(Entries taken from a collection)
>>

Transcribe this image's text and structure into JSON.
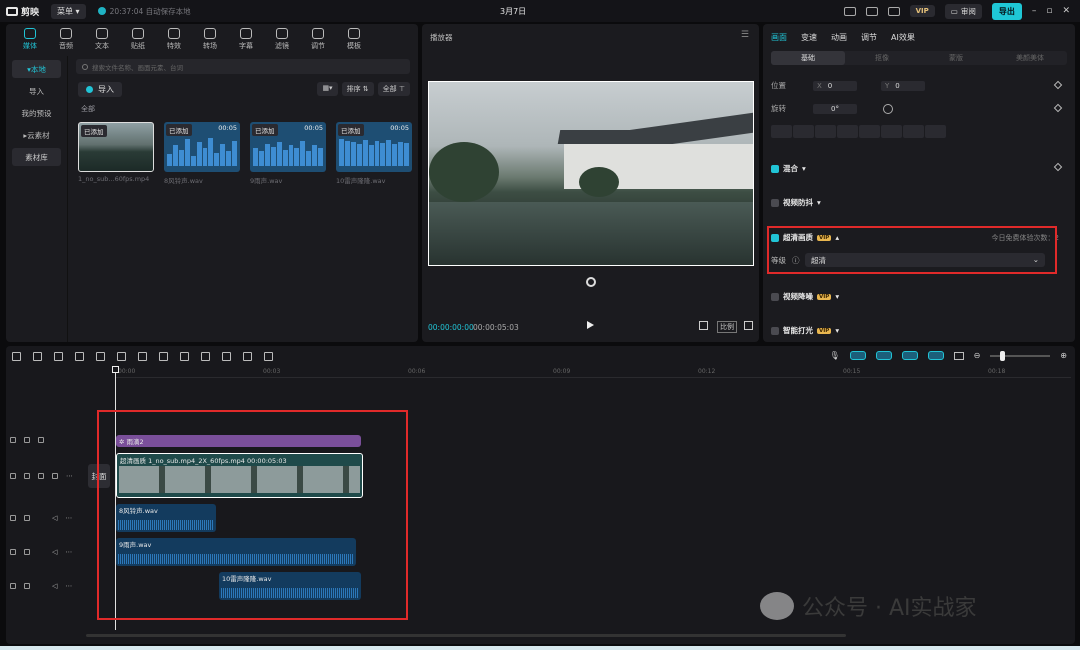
{
  "titlebar": {
    "app_name": "剪映",
    "menu_label": "菜单",
    "save_status": "20:37:04 自动保存本地",
    "project_title": "3月7日",
    "vip_label": "VIP",
    "review_label": "审阅",
    "export_label": "导出"
  },
  "media": {
    "tabs": [
      {
        "label": "媒体"
      },
      {
        "label": "音频"
      },
      {
        "label": "文本"
      },
      {
        "label": "贴纸"
      },
      {
        "label": "特效"
      },
      {
        "label": "转场"
      },
      {
        "label": "字幕"
      },
      {
        "label": "滤镜"
      },
      {
        "label": "调节"
      },
      {
        "label": "模板"
      }
    ],
    "side_items": [
      "本地",
      "导入",
      "我的预设",
      "云素材",
      "素材库"
    ],
    "search_placeholder": "搜索文件名称、画面元素、台词",
    "import_label": "导入",
    "sort_label": "排序",
    "filter_label": "全部",
    "section_label": "全部",
    "items": [
      {
        "badge": "已添加",
        "duration": "",
        "name": "1_no_sub...60fps.mp4",
        "kind": "video"
      },
      {
        "badge": "已添加",
        "duration": "00:05",
        "name": "8风铃声.wav",
        "kind": "audio"
      },
      {
        "badge": "已添加",
        "duration": "00:05",
        "name": "9雨声.wav",
        "kind": "audio"
      },
      {
        "badge": "已添加",
        "duration": "00:05",
        "name": "10雷声隆隆.wav",
        "kind": "audio"
      }
    ]
  },
  "player": {
    "title": "播放器",
    "current_time": "00:00:00:00",
    "total_time": "00:00:05:03",
    "ratio_label": "比例"
  },
  "props": {
    "tabs": [
      "画面",
      "变速",
      "动画",
      "调节",
      "AI效果"
    ],
    "subtabs": [
      "基础",
      "抠像",
      "蒙版",
      "美颜美体"
    ],
    "position_label": "位置",
    "x_label": "X",
    "x_value": "0",
    "y_label": "Y",
    "y_value": "0",
    "rotate_label": "旋转",
    "rotate_value": "0°",
    "blend_label": "混合",
    "stabilize_label": "视频防抖",
    "hd_label": "超清画质",
    "vip_tag": "VIP",
    "free_note": "今日免费体验次数：2",
    "level_label": "等级",
    "level_value": "超清",
    "denoise_label": "视频降噪",
    "lighting_label": "智能打光"
  },
  "timeline": {
    "ruler_ticks": [
      "00:00",
      "00:03",
      "00:06",
      "00:09",
      "00:12",
      "00:15",
      "00:18"
    ],
    "cover_label": "封面",
    "clips": {
      "fx": "雨滴2",
      "video": "超清画质   1_no_sub.mp4_2X_60fps.mp4   00:00:05:03",
      "audio1": "8风铃声.wav",
      "audio2": "9雨声.wav",
      "audio3": "10雷声隆隆.wav"
    }
  },
  "watermark": "公众号 · AI实战家"
}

<<

Print the records word for word and exclude any picture they hold.

• Result below:
Transcribe this image's text and structure into JSON.
{
  "titlebar": {
    "app_name": "剪映",
    "menu_label": "菜单",
    "save_status": "20:37:04 自动保存本地",
    "project_title": "3月7日",
    "vip_label": "VIP",
    "review_label": "审阅",
    "export_label": "导出"
  },
  "media": {
    "tabs": [
      {
        "label": "媒体"
      },
      {
        "label": "音频"
      },
      {
        "label": "文本"
      },
      {
        "label": "贴纸"
      },
      {
        "label": "特效"
      },
      {
        "label": "转场"
      },
      {
        "label": "字幕"
      },
      {
        "label": "滤镜"
      },
      {
        "label": "调节"
      },
      {
        "label": "模板"
      }
    ],
    "side_items": [
      "本地",
      "导入",
      "我的预设",
      "云素材",
      "素材库"
    ],
    "search_placeholder": "搜索文件名称、画面元素、台词",
    "import_label": "导入",
    "sort_label": "排序",
    "filter_label": "全部",
    "section_label": "全部",
    "items": [
      {
        "badge": "已添加",
        "duration": "",
        "name": "1_no_sub...60fps.mp4",
        "kind": "video"
      },
      {
        "badge": "已添加",
        "duration": "00:05",
        "name": "8风铃声.wav",
        "kind": "audio"
      },
      {
        "badge": "已添加",
        "duration": "00:05",
        "name": "9雨声.wav",
        "kind": "audio"
      },
      {
        "badge": "已添加",
        "duration": "00:05",
        "name": "10雷声隆隆.wav",
        "kind": "audio"
      }
    ]
  },
  "player": {
    "title": "播放器",
    "current_time": "00:00:00:00",
    "total_time": "00:00:05:03",
    "ratio_label": "比例"
  },
  "props": {
    "tabs": [
      "画面",
      "变速",
      "动画",
      "调节",
      "AI效果"
    ],
    "subtabs": [
      "基础",
      "抠像",
      "蒙版",
      "美颜美体"
    ],
    "position_label": "位置",
    "x_label": "X",
    "x_value": "0",
    "y_label": "Y",
    "y_value": "0",
    "rotate_label": "旋转",
    "rotate_value": "0°",
    "blend_label": "混合",
    "stabilize_label": "视频防抖",
    "hd_label": "超清画质",
    "vip_tag": "VIP",
    "free_note": "今日免费体验次数：2",
    "level_label": "等级",
    "level_value": "超清",
    "denoise_label": "视频降噪",
    "lighting_label": "智能打光"
  },
  "timeline": {
    "ruler_ticks": [
      "00:00",
      "00:03",
      "00:06",
      "00:09",
      "00:12",
      "00:15",
      "00:18"
    ],
    "cover_label": "封面",
    "clips": {
      "fx": "雨滴2",
      "video": "超清画质   1_no_sub.mp4_2X_60fps.mp4   00:00:05:03",
      "audio1": "8风铃声.wav",
      "audio2": "9雨声.wav",
      "audio3": "10雷声隆隆.wav"
    }
  },
  "watermark": "公众号 · AI实战家"
}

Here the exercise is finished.